Collected data entries »

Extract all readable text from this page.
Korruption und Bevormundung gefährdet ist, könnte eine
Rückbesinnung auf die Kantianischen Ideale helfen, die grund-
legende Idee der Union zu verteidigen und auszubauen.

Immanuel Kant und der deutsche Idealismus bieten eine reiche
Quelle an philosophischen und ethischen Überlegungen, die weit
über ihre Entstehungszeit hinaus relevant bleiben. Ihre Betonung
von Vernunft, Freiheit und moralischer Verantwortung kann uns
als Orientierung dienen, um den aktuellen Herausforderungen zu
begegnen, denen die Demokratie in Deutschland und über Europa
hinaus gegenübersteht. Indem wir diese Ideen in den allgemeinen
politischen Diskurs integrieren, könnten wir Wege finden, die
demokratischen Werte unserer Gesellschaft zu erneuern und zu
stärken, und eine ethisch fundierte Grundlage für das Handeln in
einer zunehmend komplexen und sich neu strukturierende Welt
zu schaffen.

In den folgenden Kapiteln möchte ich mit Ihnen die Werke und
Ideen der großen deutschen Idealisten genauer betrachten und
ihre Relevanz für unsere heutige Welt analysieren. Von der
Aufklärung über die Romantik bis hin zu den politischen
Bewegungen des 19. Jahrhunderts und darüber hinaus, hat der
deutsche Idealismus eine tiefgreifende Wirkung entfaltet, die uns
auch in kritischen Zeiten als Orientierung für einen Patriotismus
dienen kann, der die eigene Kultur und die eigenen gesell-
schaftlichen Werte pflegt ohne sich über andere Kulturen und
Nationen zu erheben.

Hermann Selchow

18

TASK DETAILS »
Send back each record exactly as it stands.

THE REPLY »
Extract all readable text from this page.
Korruption und Bevormundung gefährdet ist, könnte eine
Rückbesinnung auf die Kantianischen Ideale helfen, die grund-
legende Idee der Union zu verteidigen und auszubauen.

Immanuel Kant und der deutsche Idealismus bieten eine reiche
Quelle an philosophischen und ethischen Überlegungen, die weit
über ihre Entstehungszeit hinaus relevant bleiben. Ihre Betonung
von Vernunft, Freiheit und moralischer Verantwortung kann uns
als Orientierung dienen, um den aktuellen Herausforderungen zu
begegnen, denen die Demokratie in Deutschland und über Europa
hinaus gegenübersteht. Indem wir diese Ideen in den allgemeinen
politischen Diskurs integrieren, könnten wir Wege finden, die
demokratischen Werte unserer Gesellschaft zu erneuern und zu
stärken, und eine ethisch fundierte Grundlage für das Handeln in
einer zunehmend komplexen und sich neu strukturierende Welt
zu schaffen.

In den folgenden Kapiteln möchte ich mit Ihnen die Werke und
Ideen der großen deutschen Idealisten genauer betrachten und
ihre Relevanz für unsere heutige Welt analysieren. Von der
Aufklärung über die Romantik bis hin zu den politischen
Bewegungen des 19. Jahrhunderts und darüber hinaus, hat der
deutsche Idealismus eine tiefgreifende Wirkung entfaltet, die uns
auch in kritischen Zeiten als Orientierung für einen Patriotismus
dienen kann, der die eigene Kultur und die eigenen gesell-
schaftlichen Werte pflegt ohne sich über andere Kulturen und
Nationen zu erheben.

Hermann Selchow

18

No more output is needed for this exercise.